What is expected: Filter the entries that follow, copying every line in which the word "元数据QPS" appears.

Exercise data:
--

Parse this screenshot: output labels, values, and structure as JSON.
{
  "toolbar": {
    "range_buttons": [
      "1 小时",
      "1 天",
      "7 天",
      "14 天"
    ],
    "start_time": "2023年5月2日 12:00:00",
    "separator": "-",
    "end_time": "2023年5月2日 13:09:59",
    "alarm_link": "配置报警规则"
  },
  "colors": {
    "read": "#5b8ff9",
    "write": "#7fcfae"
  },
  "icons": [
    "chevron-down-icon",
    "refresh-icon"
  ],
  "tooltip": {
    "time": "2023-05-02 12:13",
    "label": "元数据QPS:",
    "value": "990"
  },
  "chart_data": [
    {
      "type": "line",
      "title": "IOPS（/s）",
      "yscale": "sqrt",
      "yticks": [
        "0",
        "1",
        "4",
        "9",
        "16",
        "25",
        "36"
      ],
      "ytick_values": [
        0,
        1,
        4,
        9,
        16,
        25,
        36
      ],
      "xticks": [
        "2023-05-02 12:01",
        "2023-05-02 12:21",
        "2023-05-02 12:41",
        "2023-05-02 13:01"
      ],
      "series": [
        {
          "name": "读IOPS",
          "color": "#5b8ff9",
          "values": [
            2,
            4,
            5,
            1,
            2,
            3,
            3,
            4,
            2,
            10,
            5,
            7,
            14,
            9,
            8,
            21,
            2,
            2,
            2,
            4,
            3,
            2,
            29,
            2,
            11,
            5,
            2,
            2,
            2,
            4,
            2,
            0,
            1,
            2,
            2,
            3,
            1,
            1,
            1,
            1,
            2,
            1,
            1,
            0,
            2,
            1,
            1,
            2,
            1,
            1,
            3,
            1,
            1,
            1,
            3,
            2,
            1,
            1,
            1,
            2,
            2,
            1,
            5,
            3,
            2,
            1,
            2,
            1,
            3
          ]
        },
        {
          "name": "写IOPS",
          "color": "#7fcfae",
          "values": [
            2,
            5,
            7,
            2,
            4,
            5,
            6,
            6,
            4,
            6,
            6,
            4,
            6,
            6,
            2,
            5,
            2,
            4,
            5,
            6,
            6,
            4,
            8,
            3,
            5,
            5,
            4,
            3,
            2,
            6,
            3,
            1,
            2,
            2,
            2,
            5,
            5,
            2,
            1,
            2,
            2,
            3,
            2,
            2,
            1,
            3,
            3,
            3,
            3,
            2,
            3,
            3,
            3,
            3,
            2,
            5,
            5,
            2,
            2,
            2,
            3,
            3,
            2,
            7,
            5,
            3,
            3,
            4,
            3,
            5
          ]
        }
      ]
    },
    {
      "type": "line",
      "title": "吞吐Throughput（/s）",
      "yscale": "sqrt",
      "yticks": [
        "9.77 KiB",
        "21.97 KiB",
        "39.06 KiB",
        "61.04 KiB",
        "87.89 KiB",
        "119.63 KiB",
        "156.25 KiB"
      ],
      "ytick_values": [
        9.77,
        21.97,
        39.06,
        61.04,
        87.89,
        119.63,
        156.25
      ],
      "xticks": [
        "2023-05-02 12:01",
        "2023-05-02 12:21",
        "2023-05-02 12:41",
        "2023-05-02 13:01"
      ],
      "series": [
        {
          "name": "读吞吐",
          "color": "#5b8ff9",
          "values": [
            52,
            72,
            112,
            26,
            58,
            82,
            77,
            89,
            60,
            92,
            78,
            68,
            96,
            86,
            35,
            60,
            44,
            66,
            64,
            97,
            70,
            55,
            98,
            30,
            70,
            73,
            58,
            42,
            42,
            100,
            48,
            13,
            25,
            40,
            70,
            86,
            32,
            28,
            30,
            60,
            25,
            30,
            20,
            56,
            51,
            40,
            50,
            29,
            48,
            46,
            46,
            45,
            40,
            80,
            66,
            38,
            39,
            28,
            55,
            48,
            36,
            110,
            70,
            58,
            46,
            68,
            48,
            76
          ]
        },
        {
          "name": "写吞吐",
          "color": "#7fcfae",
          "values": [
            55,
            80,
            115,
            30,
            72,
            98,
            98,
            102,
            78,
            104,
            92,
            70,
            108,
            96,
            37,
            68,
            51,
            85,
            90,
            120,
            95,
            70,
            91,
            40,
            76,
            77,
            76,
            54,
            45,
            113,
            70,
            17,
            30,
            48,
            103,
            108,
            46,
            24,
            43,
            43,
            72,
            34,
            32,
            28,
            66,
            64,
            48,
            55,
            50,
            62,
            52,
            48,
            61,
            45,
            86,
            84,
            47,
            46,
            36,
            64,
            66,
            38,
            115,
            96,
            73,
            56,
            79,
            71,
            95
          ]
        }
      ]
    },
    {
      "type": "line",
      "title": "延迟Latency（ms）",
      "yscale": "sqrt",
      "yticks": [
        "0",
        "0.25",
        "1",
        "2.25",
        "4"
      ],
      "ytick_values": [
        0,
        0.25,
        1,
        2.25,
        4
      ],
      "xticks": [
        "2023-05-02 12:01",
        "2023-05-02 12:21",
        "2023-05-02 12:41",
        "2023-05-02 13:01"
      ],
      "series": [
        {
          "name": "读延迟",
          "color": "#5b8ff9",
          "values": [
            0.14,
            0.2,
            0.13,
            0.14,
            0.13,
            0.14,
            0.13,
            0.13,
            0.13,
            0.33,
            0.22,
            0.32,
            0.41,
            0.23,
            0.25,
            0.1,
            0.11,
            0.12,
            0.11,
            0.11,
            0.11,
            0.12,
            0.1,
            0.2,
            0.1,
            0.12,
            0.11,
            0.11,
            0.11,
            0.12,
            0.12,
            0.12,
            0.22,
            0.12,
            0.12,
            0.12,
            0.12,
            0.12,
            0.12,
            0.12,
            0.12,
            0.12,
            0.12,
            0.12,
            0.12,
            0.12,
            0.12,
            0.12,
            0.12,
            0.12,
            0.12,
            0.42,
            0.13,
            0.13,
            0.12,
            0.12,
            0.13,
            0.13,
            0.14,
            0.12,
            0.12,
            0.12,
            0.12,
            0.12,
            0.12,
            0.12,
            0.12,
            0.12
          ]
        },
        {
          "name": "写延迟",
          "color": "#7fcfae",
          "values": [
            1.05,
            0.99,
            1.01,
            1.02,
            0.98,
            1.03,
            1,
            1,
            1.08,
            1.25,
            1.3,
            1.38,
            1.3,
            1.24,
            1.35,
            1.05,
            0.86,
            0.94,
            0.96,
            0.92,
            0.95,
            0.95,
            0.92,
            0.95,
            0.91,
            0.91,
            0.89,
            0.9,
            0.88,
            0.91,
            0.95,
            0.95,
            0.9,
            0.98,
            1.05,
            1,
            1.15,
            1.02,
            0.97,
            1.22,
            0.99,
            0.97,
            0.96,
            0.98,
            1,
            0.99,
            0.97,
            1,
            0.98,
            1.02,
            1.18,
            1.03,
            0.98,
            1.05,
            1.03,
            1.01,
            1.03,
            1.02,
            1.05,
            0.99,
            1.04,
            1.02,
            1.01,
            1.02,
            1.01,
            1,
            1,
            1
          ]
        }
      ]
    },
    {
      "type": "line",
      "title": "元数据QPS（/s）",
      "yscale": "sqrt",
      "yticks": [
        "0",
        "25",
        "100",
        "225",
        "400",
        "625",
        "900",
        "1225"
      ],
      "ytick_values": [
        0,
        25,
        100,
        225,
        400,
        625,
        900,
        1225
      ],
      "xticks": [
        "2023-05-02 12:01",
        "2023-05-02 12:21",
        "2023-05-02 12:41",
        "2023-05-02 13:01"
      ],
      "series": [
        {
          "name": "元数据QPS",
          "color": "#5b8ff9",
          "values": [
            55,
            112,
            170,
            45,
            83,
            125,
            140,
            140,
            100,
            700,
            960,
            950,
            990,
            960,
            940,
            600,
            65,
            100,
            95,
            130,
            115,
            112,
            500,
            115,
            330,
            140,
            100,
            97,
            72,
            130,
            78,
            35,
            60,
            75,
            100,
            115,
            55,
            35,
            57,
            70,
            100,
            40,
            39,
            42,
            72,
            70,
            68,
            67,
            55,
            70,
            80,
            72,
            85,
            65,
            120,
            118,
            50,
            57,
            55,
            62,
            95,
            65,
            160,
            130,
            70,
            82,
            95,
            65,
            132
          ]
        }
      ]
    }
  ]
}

--

Full response:
    "label": "元数据QPS:",
      "title": "元数据QPS（/s）",
          "name": "元数据QPS",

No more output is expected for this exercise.